## begin MATERIAL TO PROCESS

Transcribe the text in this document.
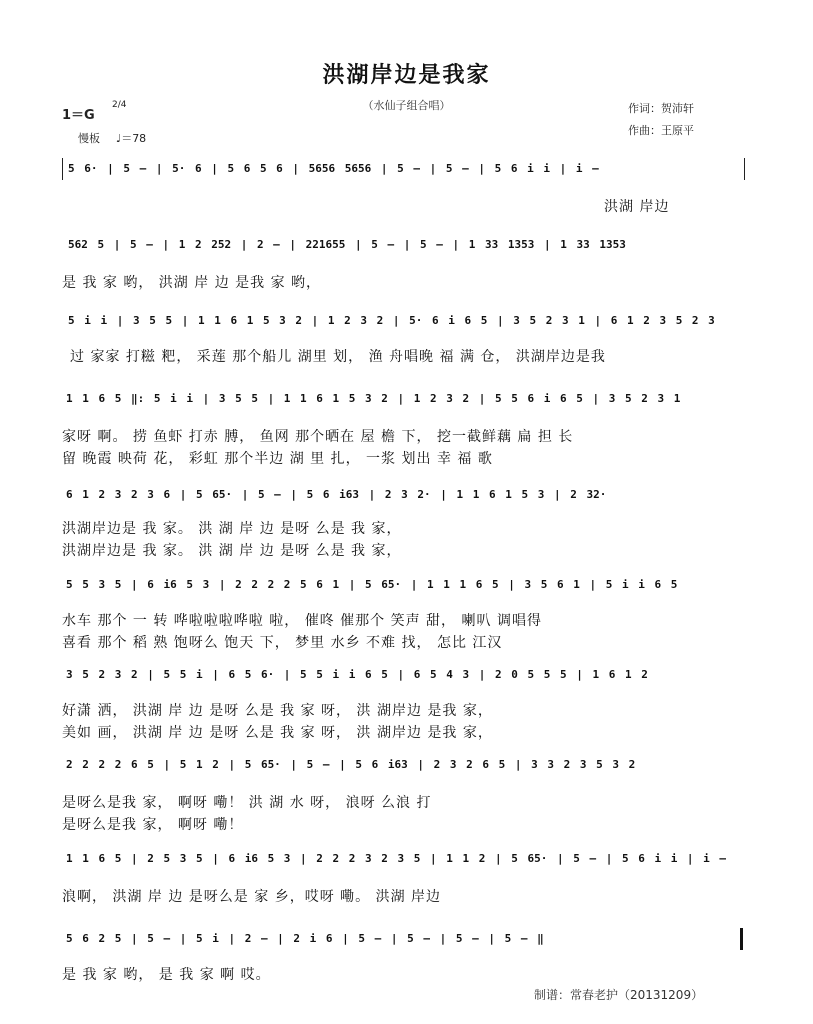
洪湖岸边是我家
（水仙子组合唱）
1＝G
2/4
慢板 ♩＝78
作词：贺沛轩
作曲：王原平
5 6· | 5 – | 5· 6 | 5 6 5 6 | 5656 5656 | 5 – | 5 – | 5 6 i i | i –
洪湖 岸边
562 5 | 5 – | 1 2 252 | 2 – | 221655 | 5 – | 5 – | 1 33 1353 | 1 33 1353
是 我 家 哟， 洪湖 岸 边 是我 家 哟，
5 i i | 3 5 5 | 1 1 6 1 5 3 2 | 1 2 3 2 | 5· 6 i 6 5 | 3 5 2 3 1 | 6 1 2 3 5 2 3
过 家家 打糍 粑， 采莲 那个船儿 湖里 划， 渔 舟唱晚 福 满 仓， 洪湖岸边是我
1 1 6 5 ‖: 5 i i | 3 5 5 | 1 1 6 1 5 3 2 | 1 2 3 2 | 5 5 6 i 6 5 | 3 5 2 3 1
家呀 啊。 捞 鱼虾 打赤 膊， 鱼网 那个晒在 屋 檐 下， 挖一截鲜藕 扁 担 长
留 晚霞 映荷 花， 彩虹 那个半边 湖 里 扎， 一浆 划出 幸 福 歌
6 1 2 3 2 3 6 | 5 65· | 5 – | 5 6 i63 | 2 3 2· | 1 1 6 1 5 3 | 2 32·
洪湖岸边是 我 家。 洪 湖 岸 边 是呀 么是 我 家，
洪湖岸边是 我 家。 洪 湖 岸 边 是呀 么是 我 家，
5 5 3 5 | 6 i6 5 3 | 2 2 2 2 5 6 1 | 5 65· | 1 1 1 6 5 | 3 5 6 1 | 5 i i 6 5
水车 那个 一 转 哗啦啦啦哗啦 啦， 催咚 催那个 笑声 甜， 喇叭 调唱得
喜看 那个 稻 熟 饱呀么 饱天 下， 梦里 水乡 不难 找， 怎比 江汉
3 5 2 3 2 | 5 5 i | 6 5 6· | 5 5 i i 6 5 | 6 5 4 3 | 2 0 5 5 5 | 1 6 1 2
好潇 洒， 洪湖 岸 边 是呀 么是 我 家 呀， 洪 湖岸边 是我 家，
美如 画， 洪湖 岸 边 是呀 么是 我 家 呀， 洪 湖岸边 是我 家，
2 2 2 2 6 5 | 5 1 2 | 5 65· | 5 – | 5 6 i63 | 2 3 2 6 5 | 3 3 2 3 5 3 2
是呀么是我 家， 啊呀 嘞！ 洪 湖 水 呀， 浪呀 么浪 打
是呀么是我 家， 啊呀 嘞！
1 1 6 5 | 2 5 3 5 | 6 i6 5 3 | 2 2 2 3 2 3 5 | 1 1 2 | 5 65· | 5 – | 5 6 i i | i –
浪啊， 洪湖 岸 边 是呀么是 家 乡，哎呀 嘞。 洪湖 岸边
5 6 2 5 | 5 – | 5 i | 2 – | 2 i 6 | 5 – | 5 – | 5 – | 5 – ‖
是 我 家 哟， 是 我 家 啊 哎。
制谱：常春老护（20131209）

## end MATERIAL TO PROCESS

§ **OBJECTIVE**
All of the records above must be copied exactly, except for the pictures.

§ **SOLUTION FOR THIS TASK**
Transcribe the text in this document.
洪湖岸边是我家
（水仙子组合唱）
1＝G
2/4
慢板 ♩＝78
作词：贺沛轩
作曲：王原平
5 6· | 5 – | 5· 6 | 5 6 5 6 | 5656 5656 | 5 – | 5 – | 5 6 i i | i –
洪湖 岸边
562 5 | 5 – | 1 2 252 | 2 – | 221655 | 5 – | 5 – | 1 33 1353 | 1 33 1353
是 我 家 哟， 洪湖 岸 边 是我 家 哟，
5 i i | 3 5 5 | 1 1 6 1 5 3 2 | 1 2 3 2 | 5· 6 i 6 5 | 3 5 2 3 1 | 6 1 2 3 5 2 3
过 家家 打糍 粑， 采莲 那个船儿 湖里 划， 渔 舟唱晚 福 满 仓， 洪湖岸边是我
1 1 6 5 ‖: 5 i i | 3 5 5 | 1 1 6 1 5 3 2 | 1 2 3 2 | 5 5 6 i 6 5 | 3 5 2 3 1
家呀 啊。 捞 鱼虾 打赤 膊， 鱼网 那个晒在 屋 檐 下， 挖一截鲜藕 扁 担 长
留 晚霞 映荷 花， 彩虹 那个半边 湖 里 扎， 一浆 划出 幸 福 歌
6 1 2 3 2 3 6 | 5 65· | 5 – | 5 6 i63 | 2 3 2· | 1 1 6 1 5 3 | 2 32·
洪湖岸边是 我 家。 洪 湖 岸 边 是呀 么是 我 家，
洪湖岸边是 我 家。 洪 湖 岸 边 是呀 么是 我 家，
5 5 3 5 | 6 i6 5 3 | 2 2 2 2 5 6 1 | 5 65· | 1 1 1 6 5 | 3 5 6 1 | 5 i i 6 5
水车 那个 一 转 哗啦啦啦哗啦 啦， 催咚 催那个 笑声 甜， 喇叭 调唱得
喜看 那个 稻 熟 饱呀么 饱天 下， 梦里 水乡 不难 找， 怎比 江汉
3 5 2 3 2 | 5 5 i | 6 5 6· | 5 5 i i 6 5 | 6 5 4 3 | 2 0 5 5 5 | 1 6 1 2
好潇 洒， 洪湖 岸 边 是呀 么是 我 家 呀， 洪 湖岸边 是我 家，
美如 画， 洪湖 岸 边 是呀 么是 我 家 呀， 洪 湖岸边 是我 家，
2 2 2 2 6 5 | 5 1 2 | 5 65· | 5 – | 5 6 i63 | 2 3 2 6 5 | 3 3 2 3 5 3 2
是呀么是我 家， 啊呀 嘞！ 洪 湖 水 呀， 浪呀 么浪 打
是呀么是我 家， 啊呀 嘞！
1 1 6 5 | 2 5 3 5 | 6 i6 5 3 | 2 2 2 3 2 3 5 | 1 1 2 | 5 65· | 5 – | 5 6 i i | i –
浪啊， 洪湖 岸 边 是呀么是 家 乡，哎呀 嘞。 洪湖 岸边
5 6 2 5 | 5 – | 5 i | 2 – | 2 i 6 | 5 – | 5 – | 5 – | 5 – ‖
是 我 家 哟， 是 我 家 啊 哎。
制谱：常春老护（20131209）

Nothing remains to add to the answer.